-- What is being asked --
The records below are split into lines. How many of those lines contain the string "screenshot"? Reply with the number only.

───── Materials provided

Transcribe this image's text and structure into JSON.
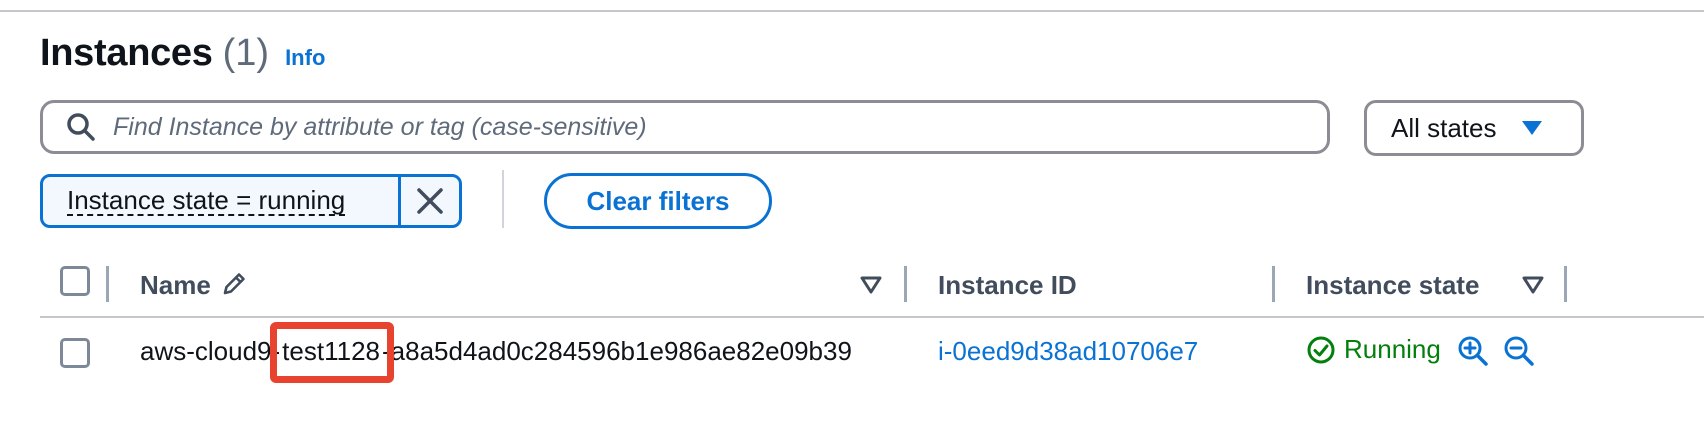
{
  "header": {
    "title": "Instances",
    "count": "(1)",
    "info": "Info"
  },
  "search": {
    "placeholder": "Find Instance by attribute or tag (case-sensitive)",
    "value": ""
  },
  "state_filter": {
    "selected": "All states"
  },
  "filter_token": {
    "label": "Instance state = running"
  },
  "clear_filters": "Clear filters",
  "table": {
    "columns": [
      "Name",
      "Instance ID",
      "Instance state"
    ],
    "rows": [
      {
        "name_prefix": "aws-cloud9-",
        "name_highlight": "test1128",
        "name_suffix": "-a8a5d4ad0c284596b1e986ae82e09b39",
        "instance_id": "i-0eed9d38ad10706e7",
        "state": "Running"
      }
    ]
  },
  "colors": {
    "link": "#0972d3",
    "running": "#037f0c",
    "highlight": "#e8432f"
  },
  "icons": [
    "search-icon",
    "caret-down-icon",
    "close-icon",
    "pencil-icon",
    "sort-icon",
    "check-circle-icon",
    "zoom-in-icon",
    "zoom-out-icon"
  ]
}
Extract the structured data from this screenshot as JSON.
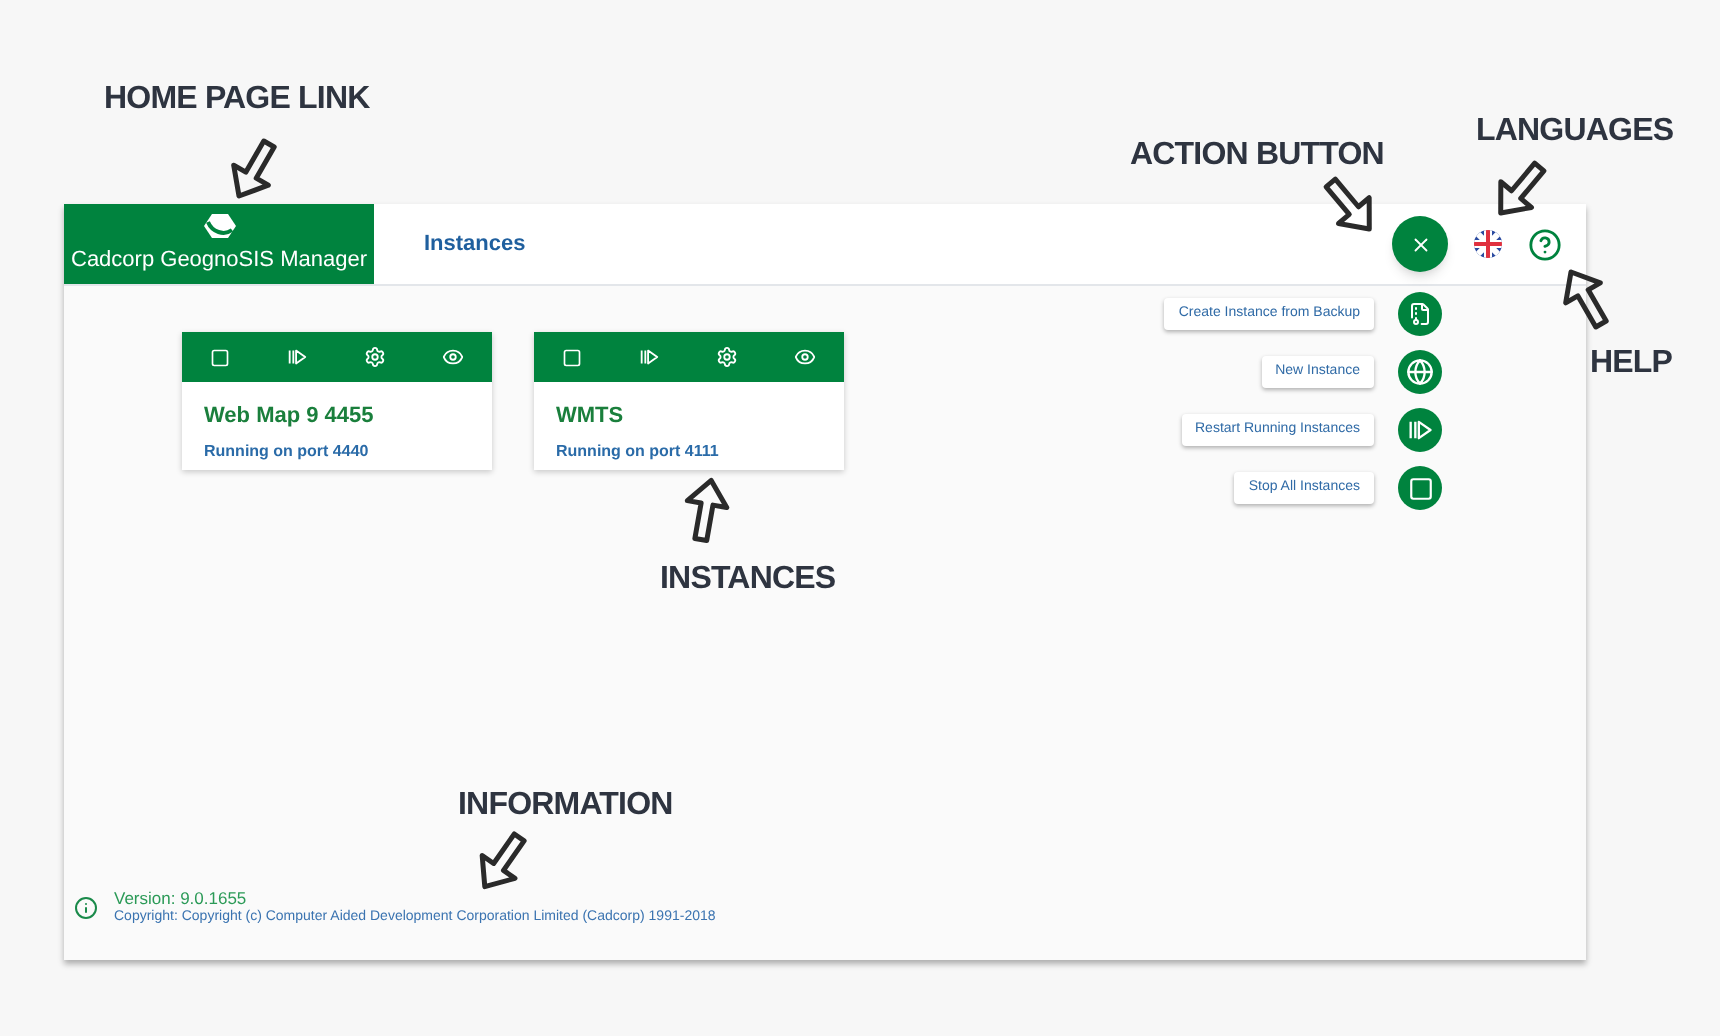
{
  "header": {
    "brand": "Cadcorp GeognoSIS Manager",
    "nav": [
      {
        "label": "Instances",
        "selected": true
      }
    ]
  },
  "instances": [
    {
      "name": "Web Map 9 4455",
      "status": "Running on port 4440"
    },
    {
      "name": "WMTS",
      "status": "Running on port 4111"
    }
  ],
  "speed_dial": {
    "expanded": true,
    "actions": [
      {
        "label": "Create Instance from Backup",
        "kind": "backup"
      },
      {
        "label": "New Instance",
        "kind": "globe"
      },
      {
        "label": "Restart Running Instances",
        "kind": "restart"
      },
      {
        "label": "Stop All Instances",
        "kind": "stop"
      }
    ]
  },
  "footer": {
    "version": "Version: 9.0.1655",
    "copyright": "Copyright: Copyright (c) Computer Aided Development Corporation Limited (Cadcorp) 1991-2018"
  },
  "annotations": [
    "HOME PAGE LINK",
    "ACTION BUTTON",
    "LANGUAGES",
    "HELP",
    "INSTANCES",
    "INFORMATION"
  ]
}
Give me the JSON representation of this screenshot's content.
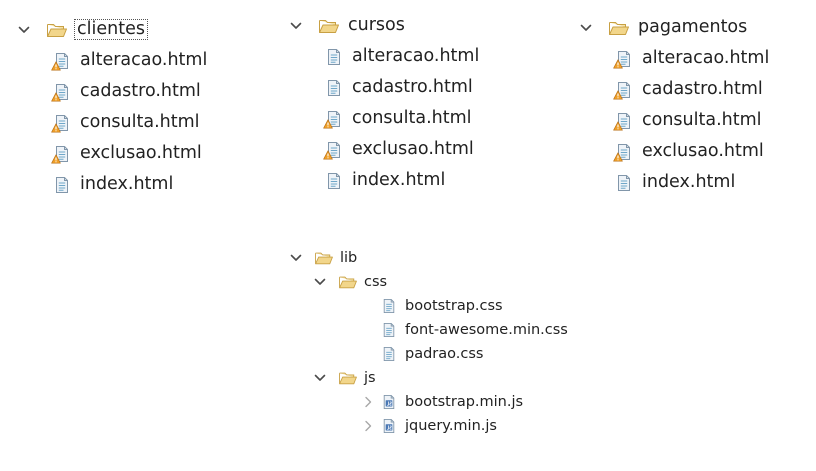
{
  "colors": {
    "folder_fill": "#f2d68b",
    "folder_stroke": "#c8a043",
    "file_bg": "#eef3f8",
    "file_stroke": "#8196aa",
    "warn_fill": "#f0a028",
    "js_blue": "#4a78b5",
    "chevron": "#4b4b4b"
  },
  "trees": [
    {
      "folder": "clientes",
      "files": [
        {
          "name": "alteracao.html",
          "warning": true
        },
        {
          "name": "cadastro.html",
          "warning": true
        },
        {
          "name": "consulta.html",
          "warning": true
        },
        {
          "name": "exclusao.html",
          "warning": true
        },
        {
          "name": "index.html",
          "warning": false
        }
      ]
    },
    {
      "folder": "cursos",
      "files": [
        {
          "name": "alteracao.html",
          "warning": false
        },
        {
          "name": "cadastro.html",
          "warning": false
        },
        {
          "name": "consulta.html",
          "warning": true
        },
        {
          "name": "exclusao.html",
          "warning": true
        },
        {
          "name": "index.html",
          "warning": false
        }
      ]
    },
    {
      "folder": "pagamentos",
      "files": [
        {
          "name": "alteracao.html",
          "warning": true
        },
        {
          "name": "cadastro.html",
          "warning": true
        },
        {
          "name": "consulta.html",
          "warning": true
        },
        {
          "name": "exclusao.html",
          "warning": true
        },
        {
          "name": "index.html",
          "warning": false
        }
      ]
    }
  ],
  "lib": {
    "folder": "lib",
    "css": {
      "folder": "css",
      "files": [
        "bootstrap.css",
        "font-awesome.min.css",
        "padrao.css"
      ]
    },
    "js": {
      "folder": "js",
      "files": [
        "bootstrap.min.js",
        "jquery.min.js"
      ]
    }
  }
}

──────────

-- Written response --
2